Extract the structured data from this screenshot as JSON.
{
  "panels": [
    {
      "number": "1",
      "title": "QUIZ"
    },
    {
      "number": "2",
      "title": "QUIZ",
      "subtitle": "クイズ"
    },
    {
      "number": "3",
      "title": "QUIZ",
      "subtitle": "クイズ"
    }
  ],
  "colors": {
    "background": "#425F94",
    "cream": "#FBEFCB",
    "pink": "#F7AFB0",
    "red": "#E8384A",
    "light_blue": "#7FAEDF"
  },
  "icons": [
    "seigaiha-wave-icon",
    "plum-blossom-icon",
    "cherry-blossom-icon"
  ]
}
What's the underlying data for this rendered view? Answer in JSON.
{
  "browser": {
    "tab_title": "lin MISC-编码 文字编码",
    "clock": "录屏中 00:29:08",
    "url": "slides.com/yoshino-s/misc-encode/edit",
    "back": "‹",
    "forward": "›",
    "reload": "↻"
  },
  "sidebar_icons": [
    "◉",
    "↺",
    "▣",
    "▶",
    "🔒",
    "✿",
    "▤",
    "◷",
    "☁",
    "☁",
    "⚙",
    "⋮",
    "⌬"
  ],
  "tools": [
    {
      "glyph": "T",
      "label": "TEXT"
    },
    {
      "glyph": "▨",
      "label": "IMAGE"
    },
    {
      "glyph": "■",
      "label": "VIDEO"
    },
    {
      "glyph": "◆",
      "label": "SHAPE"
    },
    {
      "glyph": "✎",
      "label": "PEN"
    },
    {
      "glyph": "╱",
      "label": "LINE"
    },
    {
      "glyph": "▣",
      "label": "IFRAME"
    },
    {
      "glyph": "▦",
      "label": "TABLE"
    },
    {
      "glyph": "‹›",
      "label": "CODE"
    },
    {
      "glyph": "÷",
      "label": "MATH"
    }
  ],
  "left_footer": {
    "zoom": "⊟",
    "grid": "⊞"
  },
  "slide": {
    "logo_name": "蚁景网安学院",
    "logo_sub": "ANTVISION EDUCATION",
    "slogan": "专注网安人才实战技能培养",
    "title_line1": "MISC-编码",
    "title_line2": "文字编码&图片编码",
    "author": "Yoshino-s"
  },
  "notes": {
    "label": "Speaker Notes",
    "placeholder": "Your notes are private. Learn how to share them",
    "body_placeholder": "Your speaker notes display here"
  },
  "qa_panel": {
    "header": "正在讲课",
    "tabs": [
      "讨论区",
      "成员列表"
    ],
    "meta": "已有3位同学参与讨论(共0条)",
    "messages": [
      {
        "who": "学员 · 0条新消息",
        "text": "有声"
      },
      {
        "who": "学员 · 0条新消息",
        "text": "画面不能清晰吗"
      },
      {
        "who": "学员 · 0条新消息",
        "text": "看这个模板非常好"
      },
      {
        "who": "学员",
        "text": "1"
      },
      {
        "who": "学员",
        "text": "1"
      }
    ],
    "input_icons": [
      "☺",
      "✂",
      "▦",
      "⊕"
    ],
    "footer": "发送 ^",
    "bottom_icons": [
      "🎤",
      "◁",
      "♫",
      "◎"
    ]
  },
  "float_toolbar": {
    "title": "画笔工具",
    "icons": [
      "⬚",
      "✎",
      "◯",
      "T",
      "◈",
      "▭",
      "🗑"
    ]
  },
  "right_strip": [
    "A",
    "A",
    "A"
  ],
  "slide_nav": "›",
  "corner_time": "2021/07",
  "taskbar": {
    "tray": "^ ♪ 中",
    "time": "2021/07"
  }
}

====

SET EXERCISE = Transcribe all of the entries without altering anything.

THE RESULT =
Extract the structured data from this screenshot as JSON.
{
  "panels": [
    {
      "number": "1",
      "title": "QUIZ"
    },
    {
      "number": "2",
      "title": "QUIZ",
      "subtitle": "クイズ"
    },
    {
      "number": "3",
      "title": "QUIZ",
      "subtitle": "クイズ"
    }
  ],
  "colors": {
    "background": "#425F94",
    "cream": "#FBEFCB",
    "pink": "#F7AFB0",
    "red": "#E8384A",
    "light_blue": "#7FAEDF"
  },
  "icons": [
    "seigaiha-wave-icon",
    "plum-blossom-icon",
    "cherry-blossom-icon"
  ]
}
What's the underlying data for this rendered view? Answer in JSON.
{
  "browser": {
    "tab_title": "lin MISC-编码 文字编码",
    "clock": "录屏中 00:29:08",
    "url": "slides.com/yoshino-s/misc-encode/edit",
    "back": "‹",
    "forward": "›",
    "reload": "↻"
  },
  "sidebar_icons": [
    "◉",
    "↺",
    "▣",
    "▶",
    "🔒",
    "✿",
    "▤",
    "◷",
    "☁",
    "☁",
    "⚙",
    "⋮",
    "⌬"
  ],
  "tools": [
    {
      "glyph": "T",
      "label": "TEXT"
    },
    {
      "glyph": "▨",
      "label": "IMAGE"
    },
    {
      "glyph": "■",
      "label": "VIDEO"
    },
    {
      "glyph": "◆",
      "label": "SHAPE"
    },
    {
      "glyph": "✎",
      "label": "PEN"
    },
    {
      "glyph": "╱",
      "label": "LINE"
    },
    {
      "glyph": "▣",
      "label": "IFRAME"
    },
    {
      "glyph": "▦",
      "label": "TABLE"
    },
    {
      "glyph": "‹›",
      "label": "CODE"
    },
    {
      "glyph": "÷",
      "label": "MATH"
    }
  ],
  "left_footer": {
    "zoom": "⊟",
    "grid": "⊞"
  },
  "slide": {
    "logo_name": "蚁景网安学院",
    "logo_sub": "ANTVISION EDUCATION",
    "slogan": "专注网安人才实战技能培养",
    "title_line1": "MISC-编码",
    "title_line2": "文字编码&图片编码",
    "author": "Yoshino-s"
  },
  "notes": {
    "label": "Speaker Notes",
    "placeholder": "Your notes are private. Learn how to share them",
    "body_placeholder": "Your speaker notes display here"
  },
  "qa_panel": {
    "header": "正在讲课",
    "tabs": [
      "讨论区",
      "成员列表"
    ],
    "meta": "已有3位同学参与讨论(共0条)",
    "messages": [
      {
        "who": "学员 · 0条新消息",
        "text": "有声"
      },
      {
        "who": "学员 · 0条新消息",
        "text": "画面不能清晰吗"
      },
      {
        "who": "学员 · 0条新消息",
        "text": "看这个模板非常好"
      },
      {
        "who": "学员",
        "text": "1"
      },
      {
        "who": "学员",
        "text": "1"
      }
    ],
    "input_icons": [
      "☺",
      "✂",
      "▦",
      "⊕"
    ],
    "footer": "发送 ^",
    "bottom_icons": [
      "🎤",
      "◁",
      "♫",
      "◎"
    ]
  },
  "float_toolbar": {
    "title": "画笔工具",
    "icons": [
      "⬚",
      "✎",
      "◯",
      "T",
      "◈",
      "▭",
      "🗑"
    ]
  },
  "right_strip": [
    "A",
    "A",
    "A"
  ],
  "slide_nav": "›",
  "corner_time": "2021/07",
  "taskbar": {
    "tray": "^ ♪ 中",
    "time": "2021/07"
  }
}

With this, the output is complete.